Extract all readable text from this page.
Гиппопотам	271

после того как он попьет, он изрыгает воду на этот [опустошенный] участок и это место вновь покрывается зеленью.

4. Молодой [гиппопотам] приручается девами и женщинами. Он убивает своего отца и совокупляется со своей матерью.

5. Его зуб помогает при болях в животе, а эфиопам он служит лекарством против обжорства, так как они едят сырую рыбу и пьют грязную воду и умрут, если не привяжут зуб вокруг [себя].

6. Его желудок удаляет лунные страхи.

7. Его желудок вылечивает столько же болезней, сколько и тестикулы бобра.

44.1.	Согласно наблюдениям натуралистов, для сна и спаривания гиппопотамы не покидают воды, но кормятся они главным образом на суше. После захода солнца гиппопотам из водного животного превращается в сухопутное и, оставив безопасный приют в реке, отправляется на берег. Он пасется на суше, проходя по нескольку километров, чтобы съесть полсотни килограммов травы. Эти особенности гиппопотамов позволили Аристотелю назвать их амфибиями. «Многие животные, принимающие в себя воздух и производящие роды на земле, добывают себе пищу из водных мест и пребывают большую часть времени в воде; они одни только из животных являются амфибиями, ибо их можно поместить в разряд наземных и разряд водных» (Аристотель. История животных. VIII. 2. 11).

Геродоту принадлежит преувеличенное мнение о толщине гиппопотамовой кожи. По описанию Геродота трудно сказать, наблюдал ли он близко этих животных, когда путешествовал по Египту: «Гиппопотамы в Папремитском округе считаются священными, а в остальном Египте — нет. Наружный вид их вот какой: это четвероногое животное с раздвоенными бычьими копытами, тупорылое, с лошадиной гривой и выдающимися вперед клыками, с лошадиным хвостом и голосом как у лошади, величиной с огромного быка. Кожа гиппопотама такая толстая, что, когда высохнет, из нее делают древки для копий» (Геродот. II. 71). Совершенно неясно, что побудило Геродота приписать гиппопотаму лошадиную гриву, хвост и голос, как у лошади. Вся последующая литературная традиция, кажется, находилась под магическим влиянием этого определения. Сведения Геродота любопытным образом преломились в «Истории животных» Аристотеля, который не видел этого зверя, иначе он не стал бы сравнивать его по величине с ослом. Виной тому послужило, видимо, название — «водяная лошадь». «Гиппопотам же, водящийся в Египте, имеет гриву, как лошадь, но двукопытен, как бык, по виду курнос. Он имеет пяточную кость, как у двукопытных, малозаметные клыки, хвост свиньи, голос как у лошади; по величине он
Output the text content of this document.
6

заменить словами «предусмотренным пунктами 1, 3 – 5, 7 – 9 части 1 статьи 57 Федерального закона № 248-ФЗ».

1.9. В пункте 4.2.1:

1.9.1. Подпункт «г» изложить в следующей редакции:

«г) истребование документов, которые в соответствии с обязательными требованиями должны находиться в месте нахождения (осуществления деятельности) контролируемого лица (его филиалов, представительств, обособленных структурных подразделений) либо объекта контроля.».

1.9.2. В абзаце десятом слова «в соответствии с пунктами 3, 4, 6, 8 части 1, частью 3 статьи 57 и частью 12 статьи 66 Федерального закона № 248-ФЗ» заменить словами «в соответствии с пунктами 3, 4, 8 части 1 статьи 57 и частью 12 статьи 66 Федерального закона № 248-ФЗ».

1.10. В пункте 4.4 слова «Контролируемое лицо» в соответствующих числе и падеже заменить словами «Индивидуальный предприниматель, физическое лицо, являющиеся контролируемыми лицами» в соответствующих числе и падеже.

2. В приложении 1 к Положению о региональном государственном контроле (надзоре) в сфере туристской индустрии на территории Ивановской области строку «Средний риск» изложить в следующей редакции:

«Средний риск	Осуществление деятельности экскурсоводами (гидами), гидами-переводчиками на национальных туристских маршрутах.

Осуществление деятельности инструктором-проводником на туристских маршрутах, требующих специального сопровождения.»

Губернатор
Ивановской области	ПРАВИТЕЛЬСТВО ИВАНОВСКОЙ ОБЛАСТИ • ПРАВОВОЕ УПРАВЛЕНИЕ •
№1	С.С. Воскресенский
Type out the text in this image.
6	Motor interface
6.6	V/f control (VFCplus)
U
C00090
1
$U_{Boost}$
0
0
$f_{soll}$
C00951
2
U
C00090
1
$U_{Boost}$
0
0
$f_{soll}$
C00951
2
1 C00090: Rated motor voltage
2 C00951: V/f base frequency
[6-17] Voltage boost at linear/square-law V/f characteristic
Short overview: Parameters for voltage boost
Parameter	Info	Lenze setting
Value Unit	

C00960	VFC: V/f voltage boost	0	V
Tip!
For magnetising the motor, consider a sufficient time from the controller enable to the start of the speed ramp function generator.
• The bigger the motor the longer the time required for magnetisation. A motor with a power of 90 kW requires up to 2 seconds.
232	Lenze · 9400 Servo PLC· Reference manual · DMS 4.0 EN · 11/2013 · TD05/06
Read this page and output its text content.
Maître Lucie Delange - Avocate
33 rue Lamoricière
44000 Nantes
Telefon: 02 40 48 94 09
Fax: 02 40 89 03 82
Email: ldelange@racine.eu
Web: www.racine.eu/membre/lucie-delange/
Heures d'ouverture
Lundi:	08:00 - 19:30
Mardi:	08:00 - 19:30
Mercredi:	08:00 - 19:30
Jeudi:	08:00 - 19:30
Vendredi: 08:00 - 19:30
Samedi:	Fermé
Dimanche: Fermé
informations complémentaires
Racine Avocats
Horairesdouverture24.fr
____
Select every line in the records above that contains the word "воду".

Problem solution ▸
после того как он попьет, он изрыгает воду на этот [опустошенный] участок и это место вновь покрывается зеленью.
5. Его зуб помогает при болях в животе, а эфиопам он служит лекарством против обжорства, так как они едят сырую рыбу и пьют грязную воду и умрут, если не привяжут зуб вокруг [себя].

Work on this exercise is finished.